__RECORDS SUPPLIED__.

────

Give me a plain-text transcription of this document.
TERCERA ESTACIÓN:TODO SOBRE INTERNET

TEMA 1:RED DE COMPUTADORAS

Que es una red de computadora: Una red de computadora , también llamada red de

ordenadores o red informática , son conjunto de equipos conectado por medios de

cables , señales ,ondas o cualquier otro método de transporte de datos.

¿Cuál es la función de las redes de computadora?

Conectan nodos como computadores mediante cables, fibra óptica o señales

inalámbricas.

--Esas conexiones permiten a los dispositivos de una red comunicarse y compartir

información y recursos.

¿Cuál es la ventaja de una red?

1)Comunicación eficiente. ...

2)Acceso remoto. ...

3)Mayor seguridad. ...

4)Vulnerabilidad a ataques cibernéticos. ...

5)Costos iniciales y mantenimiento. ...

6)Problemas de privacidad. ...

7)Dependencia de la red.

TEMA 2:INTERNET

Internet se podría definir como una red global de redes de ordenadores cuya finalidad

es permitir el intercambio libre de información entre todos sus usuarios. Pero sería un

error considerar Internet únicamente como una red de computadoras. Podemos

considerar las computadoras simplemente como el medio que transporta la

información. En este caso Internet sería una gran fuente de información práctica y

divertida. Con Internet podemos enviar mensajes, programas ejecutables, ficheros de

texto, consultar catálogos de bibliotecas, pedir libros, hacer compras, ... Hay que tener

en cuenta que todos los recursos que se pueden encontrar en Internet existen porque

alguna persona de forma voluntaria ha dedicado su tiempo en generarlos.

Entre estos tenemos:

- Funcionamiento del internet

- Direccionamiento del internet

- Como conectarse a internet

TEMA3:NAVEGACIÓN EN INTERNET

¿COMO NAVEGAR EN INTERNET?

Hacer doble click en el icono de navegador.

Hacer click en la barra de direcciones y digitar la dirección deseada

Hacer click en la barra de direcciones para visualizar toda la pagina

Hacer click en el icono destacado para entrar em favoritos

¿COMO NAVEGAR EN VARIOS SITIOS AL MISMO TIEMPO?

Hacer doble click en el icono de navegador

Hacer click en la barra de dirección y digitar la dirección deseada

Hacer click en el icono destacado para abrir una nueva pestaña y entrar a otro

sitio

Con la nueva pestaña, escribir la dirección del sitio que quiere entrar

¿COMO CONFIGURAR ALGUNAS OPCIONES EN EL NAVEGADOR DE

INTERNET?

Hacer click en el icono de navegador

────

Lines that hold "nueva" are the ones to copy; find all of them.

__RESPONSE__.
Hacer click en el icono destacado para abrir una nueva pestaña y entrar a otro
Con la nueva pestaña, escribir la dirección del sitio que quiere entrar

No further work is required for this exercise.